[Extracted data entries]
● ● ● ● ● ● ●

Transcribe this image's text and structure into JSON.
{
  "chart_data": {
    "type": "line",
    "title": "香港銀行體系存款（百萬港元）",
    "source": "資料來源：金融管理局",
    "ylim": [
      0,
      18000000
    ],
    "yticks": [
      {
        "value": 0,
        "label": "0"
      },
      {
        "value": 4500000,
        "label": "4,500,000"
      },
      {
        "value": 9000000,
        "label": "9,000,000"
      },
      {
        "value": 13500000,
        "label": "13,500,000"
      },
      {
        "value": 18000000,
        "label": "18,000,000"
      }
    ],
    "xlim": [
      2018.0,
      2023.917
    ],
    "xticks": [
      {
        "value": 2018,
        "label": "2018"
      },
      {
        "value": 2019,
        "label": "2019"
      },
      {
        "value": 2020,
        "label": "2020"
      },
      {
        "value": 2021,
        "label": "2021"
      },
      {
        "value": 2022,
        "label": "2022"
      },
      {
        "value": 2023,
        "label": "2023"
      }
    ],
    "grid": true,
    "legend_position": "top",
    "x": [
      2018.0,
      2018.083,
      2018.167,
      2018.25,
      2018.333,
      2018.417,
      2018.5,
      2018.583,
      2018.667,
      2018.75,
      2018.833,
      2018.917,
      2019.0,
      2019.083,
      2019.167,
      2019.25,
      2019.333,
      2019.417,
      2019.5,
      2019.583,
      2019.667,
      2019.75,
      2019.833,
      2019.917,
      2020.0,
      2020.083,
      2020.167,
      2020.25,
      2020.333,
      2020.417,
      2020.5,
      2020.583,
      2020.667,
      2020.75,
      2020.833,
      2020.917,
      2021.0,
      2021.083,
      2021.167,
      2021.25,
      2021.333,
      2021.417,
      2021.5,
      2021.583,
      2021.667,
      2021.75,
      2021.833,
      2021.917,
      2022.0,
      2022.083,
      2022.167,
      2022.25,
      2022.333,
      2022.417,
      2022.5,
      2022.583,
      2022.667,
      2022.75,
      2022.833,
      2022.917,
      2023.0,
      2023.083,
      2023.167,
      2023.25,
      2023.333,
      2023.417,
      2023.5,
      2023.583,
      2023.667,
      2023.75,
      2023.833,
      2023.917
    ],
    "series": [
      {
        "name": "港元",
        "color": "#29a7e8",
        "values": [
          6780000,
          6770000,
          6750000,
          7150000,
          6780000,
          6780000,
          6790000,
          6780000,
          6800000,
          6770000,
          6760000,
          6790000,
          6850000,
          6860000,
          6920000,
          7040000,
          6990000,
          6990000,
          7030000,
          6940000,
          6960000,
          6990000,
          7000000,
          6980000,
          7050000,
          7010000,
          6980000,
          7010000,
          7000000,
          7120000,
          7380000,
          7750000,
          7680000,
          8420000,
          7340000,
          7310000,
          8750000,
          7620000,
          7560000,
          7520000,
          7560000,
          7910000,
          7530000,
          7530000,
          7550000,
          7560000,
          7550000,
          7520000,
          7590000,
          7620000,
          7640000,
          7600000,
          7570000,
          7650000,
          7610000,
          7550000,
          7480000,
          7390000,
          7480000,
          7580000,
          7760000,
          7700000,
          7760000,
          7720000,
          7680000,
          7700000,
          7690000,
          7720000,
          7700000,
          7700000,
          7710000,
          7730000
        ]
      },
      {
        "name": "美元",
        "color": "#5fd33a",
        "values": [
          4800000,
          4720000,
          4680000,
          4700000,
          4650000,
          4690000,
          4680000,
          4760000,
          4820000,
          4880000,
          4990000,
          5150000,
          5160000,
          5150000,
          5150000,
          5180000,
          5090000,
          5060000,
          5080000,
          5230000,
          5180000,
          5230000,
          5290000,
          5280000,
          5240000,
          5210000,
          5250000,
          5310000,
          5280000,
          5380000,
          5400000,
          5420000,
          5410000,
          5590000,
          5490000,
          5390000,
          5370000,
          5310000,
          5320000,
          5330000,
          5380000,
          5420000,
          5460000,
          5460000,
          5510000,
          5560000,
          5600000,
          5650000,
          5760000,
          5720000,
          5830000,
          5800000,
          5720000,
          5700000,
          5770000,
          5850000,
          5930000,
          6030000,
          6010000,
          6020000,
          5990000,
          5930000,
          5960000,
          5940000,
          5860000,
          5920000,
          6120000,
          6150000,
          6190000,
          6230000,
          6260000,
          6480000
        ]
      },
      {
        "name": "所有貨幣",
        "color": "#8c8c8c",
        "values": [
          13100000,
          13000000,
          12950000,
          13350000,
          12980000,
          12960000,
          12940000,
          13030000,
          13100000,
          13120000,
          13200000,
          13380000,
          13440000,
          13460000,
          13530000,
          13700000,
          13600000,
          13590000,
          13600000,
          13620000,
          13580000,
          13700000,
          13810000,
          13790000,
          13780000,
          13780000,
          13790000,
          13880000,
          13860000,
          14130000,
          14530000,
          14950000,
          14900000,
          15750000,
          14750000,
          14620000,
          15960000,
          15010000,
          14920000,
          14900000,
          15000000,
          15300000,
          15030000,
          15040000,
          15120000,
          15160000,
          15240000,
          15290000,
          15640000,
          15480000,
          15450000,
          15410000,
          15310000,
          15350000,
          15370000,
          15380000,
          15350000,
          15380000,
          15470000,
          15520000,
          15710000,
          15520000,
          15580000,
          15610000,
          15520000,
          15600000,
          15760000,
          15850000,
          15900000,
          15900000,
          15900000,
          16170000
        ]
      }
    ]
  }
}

● ● ● ● ● ● ●

Leave out every line without the string "color" and copy the rest.

        "color": "#29a7e8",
        "color": "#5fd33a",
        "color": "#8c8c8c",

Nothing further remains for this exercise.